Restate each line of the listing exactly, without carrying over any pictures.
##############################
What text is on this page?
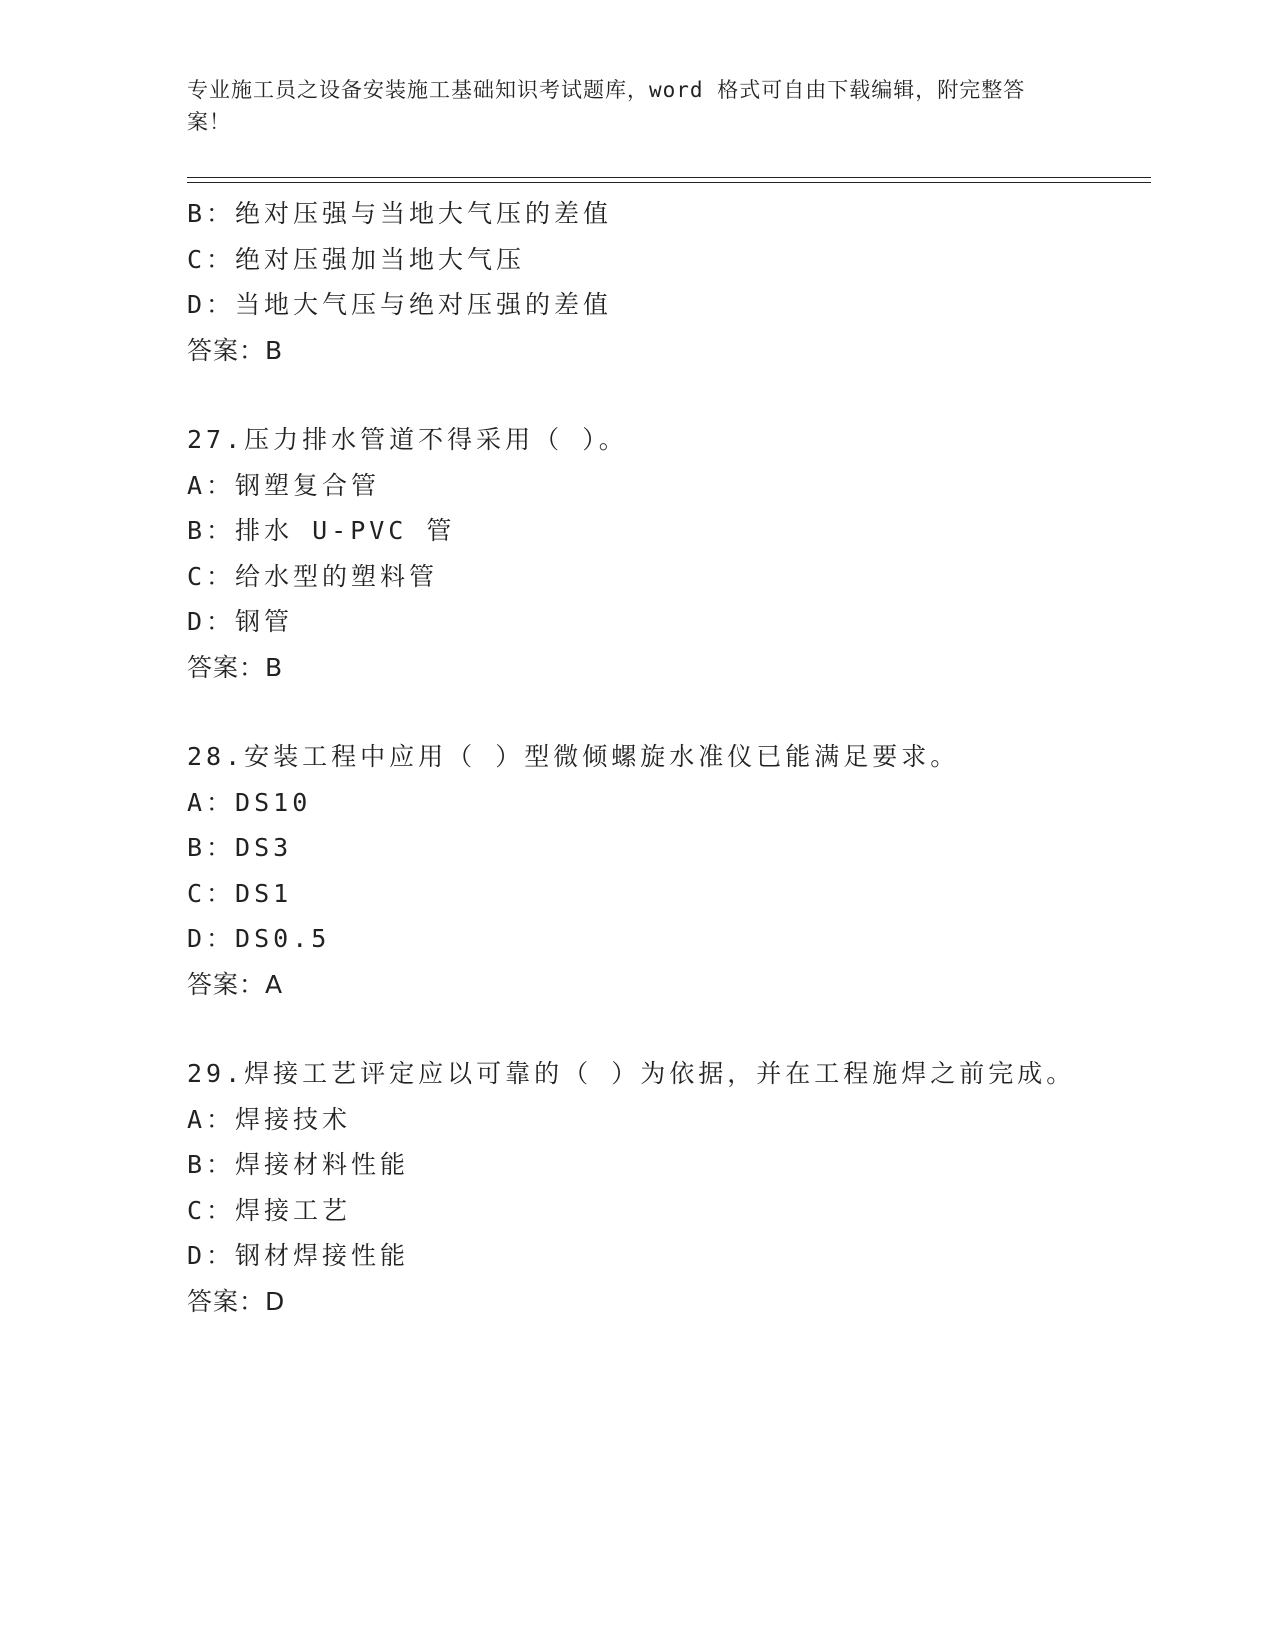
专业施工员之设备安装施工基础知识考试题库，word 格式可自由下载编辑，附完整答案！
B：绝对压强与当地大气压的差值
C：绝对压强加当地大气压
D：当地大气压与绝对压强的差值
答案：B
27.压力排水管道不得采用（ ）。
A：钢塑复合管
B：排水 U-PVC 管
C：给水型的塑料管
D：钢管
答案：B
28.安装工程中应用（ ）型微倾螺旋水准仪已能满足要求。
A：DS10
B：DS3
C：DS1
D：DS0.5
答案：A
29.焊接工艺评定应以可靠的（ ）为依据，并在工程施焊之前完成。
A：焊接技术
B：焊接材料性能
C：焊接工艺
D：钢材焊接性能
答案：D
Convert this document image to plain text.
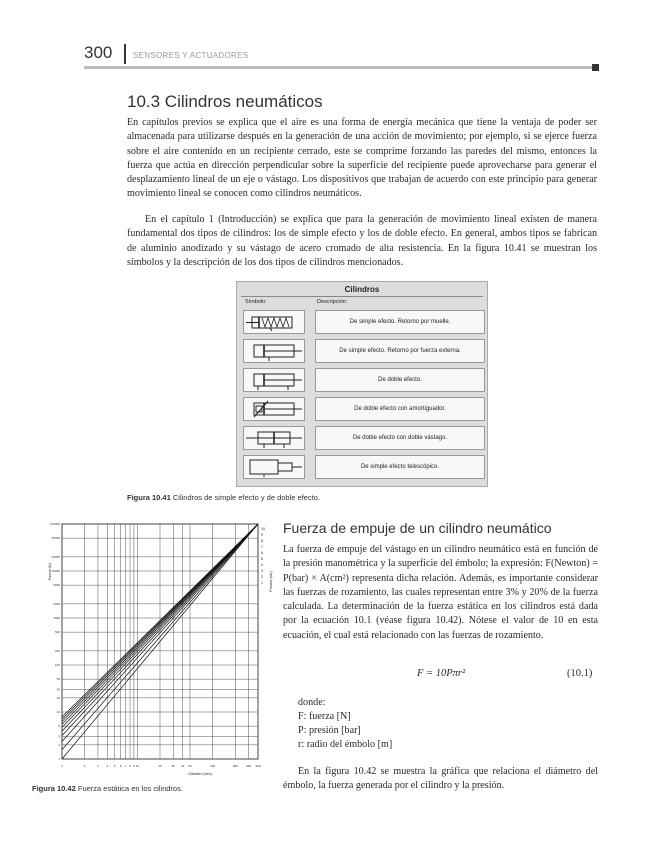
300	SENSORES Y ACTUADORES
10.3 Cilindros neumáticos

En capítulos previos se explica que el aire es una forma de energía mecánica que tiene la ventaja de poder ser almacenada para utilizarse después en la generación de una acción de movimiento; por ejemplo, si se ejerce fuerza sobre el aire contenido en un recipiente cerrado, este se comprime forzando las paredes del mismo, entonces la fuerza que actúa en dirección perpendicular sobre la superficie del recipiente puede aprovecharse para generar el desplazamiento lineal de un eje o vástago. Los dispositivos que trabajan de acuerdo con este principio para generar movimiento lineal se conocen como cilindros neumáticos.

En el capítulo 1 (Introducción) se explica que para la generación de movimiento lineal existen de manera fundamental dos tipos de cilindros: los de simple efecto y los de doble efecto. En general, ambos tipos se fabrican de aluminio anodizado y su vástago de acero cromado de alta resistencia. En la figura 10.41 se muestran los símbolos y la descripción de los dos tipos de cilindros mencionados.

Cilindros
Símbolo:	Descripción:
De simple efecto. Retorno por muelle.
De simple efecto. Retorno por fuerza externa.
De doble efecto.
De doble efecto con amortiguador.
De doble efecto con doble vástago.
De simple efecto telescópico.
Figura 10.41 Cilindros de simple efecto y de doble efecto.
1	2	3	4 5 6 7 8 9 10	20	30 40 50	100	200	300 400
1
2
3
5
10
20
30
50
100
200
500
1000
2000
5000
10000
20000
50000
100000
10
9
8
7
6
5
4
3
2
1
Diámetro (mm)
Fuerza (N)	Presión (bar)
Figura 10.42 Fuerza estática en los cilindros.
Fuerza de empuje de un cilindro neumático

La fuerza de empuje del vástago en un cilindro neumático está en función de la presión manométrica y la superficie del émbolo; la expresión: F(Newton) = P(bar) × A(cm²) representa dicha relación. Además, es importante considerar las fuerzas de rozamiento, las cuales representan entre 3% y 20% de la fuerza calculada. La determinación de la fuerza estática en los cilindros está dada por la ecuación 10.1 (véase figura 10.42). Nótese el valor de 10 en esta ecuación, el cual está relacionado con las fuerzas de rozamiento.

F = 10Pπr²	(10.1)
donde:
F: fuerza [N]
P: presión [bar]
r: radio del émbolo [m]

En la figura 10.42 se muestra la gráfica que relaciona el diámetro del émbolo, la fuerza generada por el cilindro y la presión.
##############################
■ Task result:
What text is on this page?
专业施工员之设备安装施工基础知识考试题库，word 格式可自由下载编辑，附完整答案！
B：绝对压强与当地大气压的差值
C：绝对压强加当地大气压
D：当地大气压与绝对压强的差值
答案：B
27.压力排水管道不得采用（ ）。
A：钢塑复合管
B：排水 U-PVC 管
C：给水型的塑料管
D：钢管
答案：B
28.安装工程中应用（ ）型微倾螺旋水准仪已能满足要求。
A：DS10
B：DS3
C：DS1
D：DS0.5
答案：A
29.焊接工艺评定应以可靠的（ ）为依据，并在工程施焊之前完成。
A：焊接技术
B：焊接材料性能
C：焊接工艺
D：钢材焊接性能
答案：D
Convert this document image to plain text.
300	SENSORES Y ACTUADORES
10.3 Cilindros neumáticos

En capítulos previos se explica que el aire es una forma de energía mecánica que tiene la ventaja de poder ser almacenada para utilizarse después en la generación de una acción de movimiento; por ejemplo, si se ejerce fuerza sobre el aire contenido en un recipiente cerrado, este se comprime forzando las paredes del mismo, entonces la fuerza que actúa en dirección perpendicular sobre la superficie del recipiente puede aprovecharse para generar el desplazamiento lineal de un eje o vástago. Los dispositivos que trabajan de acuerdo con este principio para generar movimiento lineal se conocen como cilindros neumáticos.

En el capítulo 1 (Introducción) se explica que para la generación de movimiento lineal existen de manera fundamental dos tipos de cilindros: los de simple efecto y los de doble efecto. En general, ambos tipos se fabrican de aluminio anodizado y su vástago de acero cromado de alta resistencia. En la figura 10.41 se muestran los símbolos y la descripción de los dos tipos de cilindros mencionados.

Cilindros
Símbolo:	Descripción:
De simple efecto. Retorno por muelle.
De simple efecto. Retorno por fuerza externa.
De doble efecto.
De doble efecto con amortiguador.
De doble efecto con doble vástago.
De simple efecto telescópico.
Figura 10.41 Cilindros de simple efecto y de doble efecto.
1	2	3	4 5 6 7 8 9 10	20	30 40 50	100	200	300 400
1
2
3
5
10
20
30
50
100
200
500
1000
2000
5000
10000
20000
50000
100000
10
9
8
7
6
5
4
3
2
1
Diámetro (mm)
Fuerza (N)	Presión (bar)
Figura 10.42 Fuerza estática en los cilindros.
Fuerza de empuje de un cilindro neumático

La fuerza de empuje del vástago en un cilindro neumático está en función de la presión manométrica y la superficie del émbolo; la expresión: F(Newton) = P(bar) × A(cm²) representa dicha relación. Además, es importante considerar las fuerzas de rozamiento, las cuales representan entre 3% y 20% de la fuerza calculada. La determinación de la fuerza estática en los cilindros está dada por la ecuación 10.1 (véase figura 10.42). Nótese el valor de 10 en esta ecuación, el cual está relacionado con las fuerzas de rozamiento.

F = 10Pπr²	(10.1)
donde:
F: fuerza [N]
P: presión [bar]
r: radio del émbolo [m]

En la figura 10.42 se muestra la gráfica que relaciona el diámetro del émbolo, la fuerza generada por el cilindro y la presión.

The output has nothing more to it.